## WORK TO DO
Leave every picture out and write out the records below exactly.

Dataset items:
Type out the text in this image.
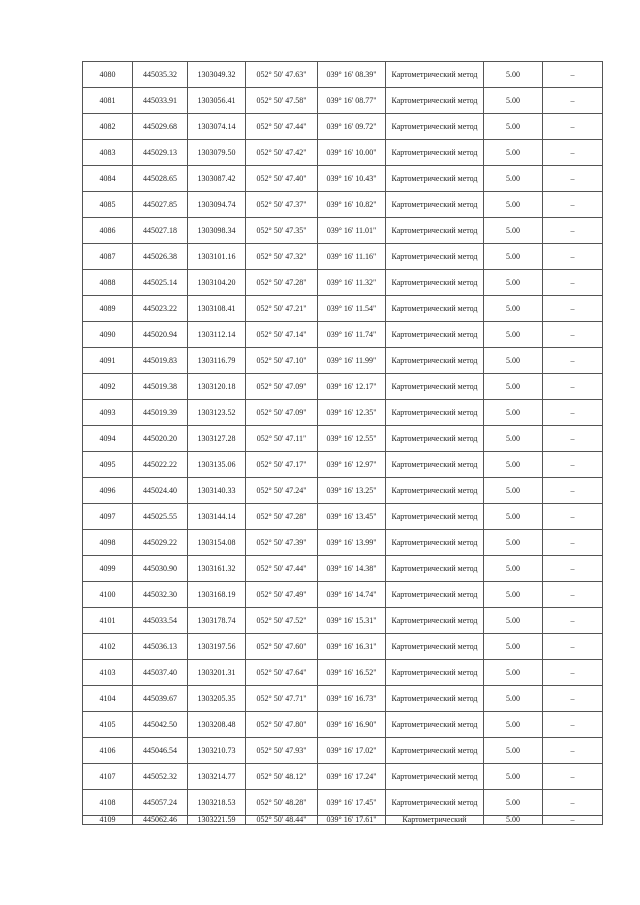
4080	445035.32	1303049.32	052° 50' 47.63"	039° 16' 08.39"	Картометрический метод	5.00	–
4081	445033.91	1303056.41	052° 50' 47.58"	039° 16' 08.77"	Картометрический метод	5.00	–
4082	445029.68	1303074.14	052° 50' 47.44"	039° 16' 09.72"	Картометрический метод	5.00	–
4083	445029.13	1303079.50	052° 50' 47.42"	039° 16' 10.00"	Картометрический метод	5.00	–
4084	445028.65	1303087.42	052° 50' 47.40"	039° 16' 10.43"	Картометрический метод	5.00	–
4085	445027.85	1303094.74	052° 50' 47.37"	039° 16' 10.82"	Картометрический метод	5.00	–
4086	445027.18	1303098.34	052° 50' 47.35"	039° 16' 11.01"	Картометрический метод	5.00	–
4087	445026.38	1303101.16	052° 50' 47.32"	039° 16' 11.16"	Картометрический метод	5.00	–
4088	445025.14	1303104.20	052° 50' 47.28"	039° 16' 11.32"	Картометрический метод	5.00	–
4089	445023.22	1303108.41	052° 50' 47.21"	039° 16' 11.54"	Картометрический метод	5.00	–
4090	445020.94	1303112.14	052° 50' 47.14"	039° 16' 11.74"	Картометрический метод	5.00	–
4091	445019.83	1303116.79	052° 50' 47.10"	039° 16' 11.99"	Картометрический метод	5.00	–
4092	445019.38	1303120.18	052° 50' 47.09"	039° 16' 12.17"	Картометрический метод	5.00	–
4093	445019.39	1303123.52	052° 50' 47.09"	039° 16' 12.35"	Картометрический метод	5.00	–
4094	445020.20	1303127.28	052° 50' 47.11"	039° 16' 12.55"	Картометрический метод	5.00	–
4095	445022.22	1303135.06	052° 50' 47.17"	039° 16' 12.97"	Картометрический метод	5.00	–
4096	445024.40	1303140.33	052° 50' 47.24"	039° 16' 13.25"	Картометрический метод	5.00	–
4097	445025.55	1303144.14	052° 50' 47.28"	039° 16' 13.45"	Картометрический метод	5.00	–
4098	445029.22	1303154.08	052° 50' 47.39"	039° 16' 13.99"	Картометрический метод	5.00	–
4099	445030.90	1303161.32	052° 50' 47.44"	039° 16' 14.38"	Картометрический метод	5.00	–
4100	445032.30	1303168.19	052° 50' 47.49"	039° 16' 14.74"	Картометрический метод	5.00	–
4101	445033.54	1303178.74	052° 50' 47.52"	039° 16' 15.31"	Картометрический метод	5.00	–
4102	445036.13	1303197.56	052° 50' 47.60"	039° 16' 16.31"	Картометрический метод	5.00	–
4103	445037.40	1303201.31	052° 50' 47.64"	039° 16' 16.52"	Картометрический метод	5.00	–
4104	445039.67	1303205.35	052° 50' 47.71"	039° 16' 16.73"	Картометрический метод	5.00	–
4105	445042.50	1303208.48	052° 50' 47.80"	039° 16' 16.90"	Картометрический метод	5.00	–
4106	445046.54	1303210.73	052° 50' 47.93"	039° 16' 17.02"	Картометрический метод	5.00	–
4107	445052.32	1303214.77	052° 50' 48.12"	039° 16' 17.24"	Картометрический метод	5.00	–
4108	445057.24	1303218.53	052° 50' 48.28"	039° 16' 17.45"	Картометрический метод	5.00	–
4109	445062.46	1303221.59	052° 50' 48.44"	039° 16' 17.61"	Картометрический	5.00	–
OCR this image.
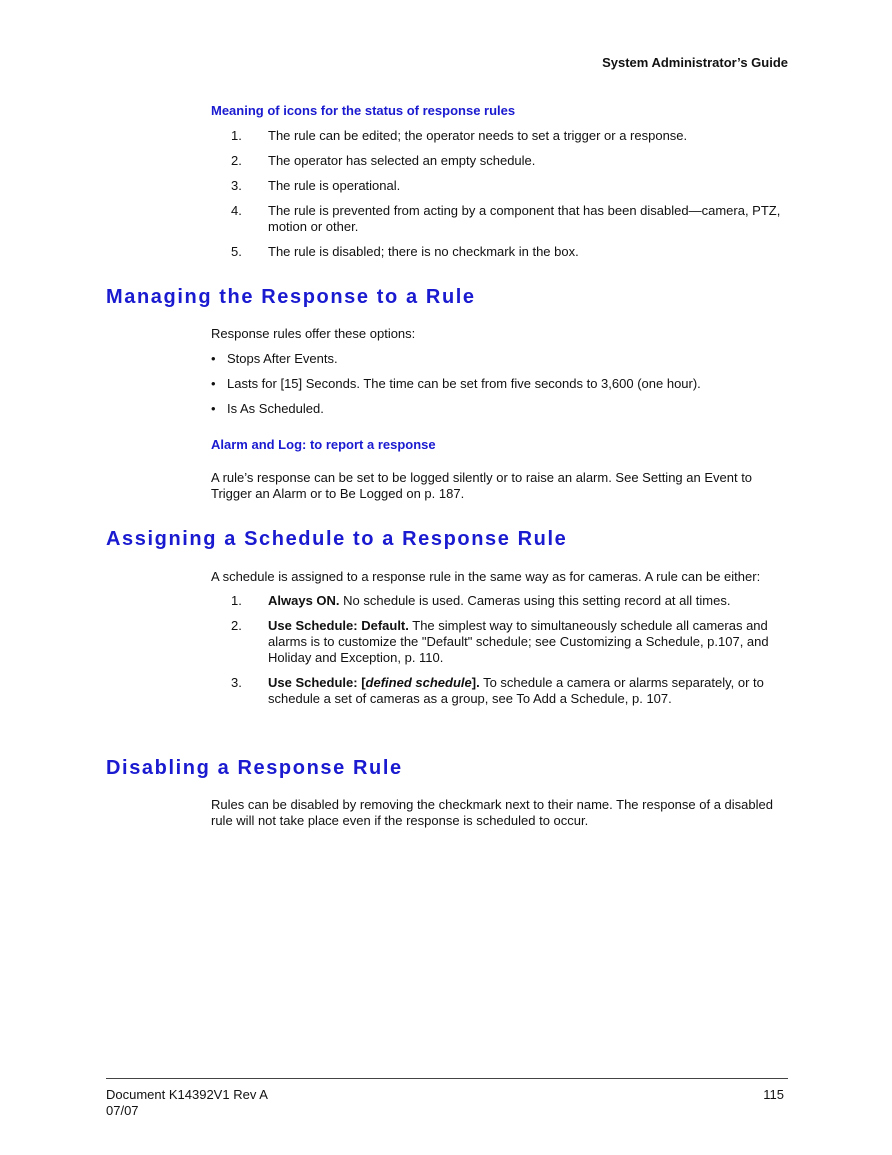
System Administrator’s Guide
Meaning of icons for the status of response rules
1. The rule can be edited; the operator needs to set a trigger or a response.
2. The operator has selected an empty schedule.
3. The rule is operational.
4. The rule is prevented from acting by a component that has been disabled—camera, PTZ, motion or other.
5. The rule is disabled; there is no checkmark in the box.
Managing the Response to a Rule
Response rules offer these options:
• Stops After Events.
• Lasts for [15] Seconds. The time can be set from five seconds to 3,600 (one hour).
• Is As Scheduled.
Alarm and Log: to report a response
A rule’s response can be set to be logged silently or to raise an alarm. See Setting an Event to Trigger an Alarm or to Be Logged on p. 187.
Assigning a Schedule to a Response Rule
A schedule is assigned to a response rule in the same way as for cameras. A rule can be either:
1. Always ON. No schedule is used. Cameras using this setting record at all times.
2. Use Schedule: Default. The simplest way to simultaneously schedule all cameras and alarms is to customize the "Default" schedule; see Customizing a Schedule, p.107, and Holiday and Exception, p. 110.
3. Use Schedule: [defined schedule]. To schedule a camera or alarms separately, or to schedule a set of cameras as a group, see To Add a Schedule, p. 107.
Disabling a Response Rule
Rules can be disabled by removing the checkmark next to their name. The response of a disabled rule will not take place even if the response is scheduled to occur.
Document K14392V1 Rev A
07/07
115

## EXERCISE SOLUTION
Type out the text in this image.
4080	445035.32	1303049.32	052° 50' 47.63"	039° 16' 08.39"	Картометрический метод	5.00	–
4081	445033.91	1303056.41	052° 50' 47.58"	039° 16' 08.77"	Картометрический метод	5.00	–
4082	445029.68	1303074.14	052° 50' 47.44"	039° 16' 09.72"	Картометрический метод	5.00	–
4083	445029.13	1303079.50	052° 50' 47.42"	039° 16' 10.00"	Картометрический метод	5.00	–
4084	445028.65	1303087.42	052° 50' 47.40"	039° 16' 10.43"	Картометрический метод	5.00	–
4085	445027.85	1303094.74	052° 50' 47.37"	039° 16' 10.82"	Картометрический метод	5.00	–
4086	445027.18	1303098.34	052° 50' 47.35"	039° 16' 11.01"	Картометрический метод	5.00	–
4087	445026.38	1303101.16	052° 50' 47.32"	039° 16' 11.16"	Картометрический метод	5.00	–
4088	445025.14	1303104.20	052° 50' 47.28"	039° 16' 11.32"	Картометрический метод	5.00	–
4089	445023.22	1303108.41	052° 50' 47.21"	039° 16' 11.54"	Картометрический метод	5.00	–
4090	445020.94	1303112.14	052° 50' 47.14"	039° 16' 11.74"	Картометрический метод	5.00	–
4091	445019.83	1303116.79	052° 50' 47.10"	039° 16' 11.99"	Картометрический метод	5.00	–
4092	445019.38	1303120.18	052° 50' 47.09"	039° 16' 12.17"	Картометрический метод	5.00	–
4093	445019.39	1303123.52	052° 50' 47.09"	039° 16' 12.35"	Картометрический метод	5.00	–
4094	445020.20	1303127.28	052° 50' 47.11"	039° 16' 12.55"	Картометрический метод	5.00	–
4095	445022.22	1303135.06	052° 50' 47.17"	039° 16' 12.97"	Картометрический метод	5.00	–
4096	445024.40	1303140.33	052° 50' 47.24"	039° 16' 13.25"	Картометрический метод	5.00	–
4097	445025.55	1303144.14	052° 50' 47.28"	039° 16' 13.45"	Картометрический метод	5.00	–
4098	445029.22	1303154.08	052° 50' 47.39"	039° 16' 13.99"	Картометрический метод	5.00	–
4099	445030.90	1303161.32	052° 50' 47.44"	039° 16' 14.38"	Картометрический метод	5.00	–
4100	445032.30	1303168.19	052° 50' 47.49"	039° 16' 14.74"	Картометрический метод	5.00	–
4101	445033.54	1303178.74	052° 50' 47.52"	039° 16' 15.31"	Картометрический метод	5.00	–
4102	445036.13	1303197.56	052° 50' 47.60"	039° 16' 16.31"	Картометрический метод	5.00	–
4103	445037.40	1303201.31	052° 50' 47.64"	039° 16' 16.52"	Картометрический метод	5.00	–
4104	445039.67	1303205.35	052° 50' 47.71"	039° 16' 16.73"	Картометрический метод	5.00	–
4105	445042.50	1303208.48	052° 50' 47.80"	039° 16' 16.90"	Картометрический метод	5.00	–
4106	445046.54	1303210.73	052° 50' 47.93"	039° 16' 17.02"	Картометрический метод	5.00	–
4107	445052.32	1303214.77	052° 50' 48.12"	039° 16' 17.24"	Картометрический метод	5.00	–
4108	445057.24	1303218.53	052° 50' 48.28"	039° 16' 17.45"	Картометрический метод	5.00	–
4109	445062.46	1303221.59	052° 50' 48.44"	039° 16' 17.61"	Картометрический	5.00	–
OCR this image.
System Administrator’s Guide
Meaning of icons for the status of response rules
1. The rule can be edited; the operator needs to set a trigger or a response.
2. The operator has selected an empty schedule.
3. The rule is operational.
4. The rule is prevented from acting by a component that has been disabled—camera, PTZ, motion or other.
5. The rule is disabled; there is no checkmark in the box.
Managing the Response to a Rule
Response rules offer these options:
• Stops After Events.
• Lasts for [15] Seconds. The time can be set from five seconds to 3,600 (one hour).
• Is As Scheduled.
Alarm and Log: to report a response
A rule’s response can be set to be logged silently or to raise an alarm. See Setting an Event to Trigger an Alarm or to Be Logged on p. 187.
Assigning a Schedule to a Response Rule
A schedule is assigned to a response rule in the same way as for cameras. A rule can be either:
1. Always ON. No schedule is used. Cameras using this setting record at all times.
2. Use Schedule: Default. The simplest way to simultaneously schedule all cameras and alarms is to customize the "Default" schedule; see Customizing a Schedule, p.107, and Holiday and Exception, p. 110.
3. Use Schedule: [defined schedule]. To schedule a camera or alarms separately, or to schedule a set of cameras as a group, see To Add a Schedule, p. 107.
Disabling a Response Rule
Rules can be disabled by removing the checkmark next to their name. The response of a disabled rule will not take place even if the response is scheduled to occur.
Document K14392V1 Rev A
07/07
115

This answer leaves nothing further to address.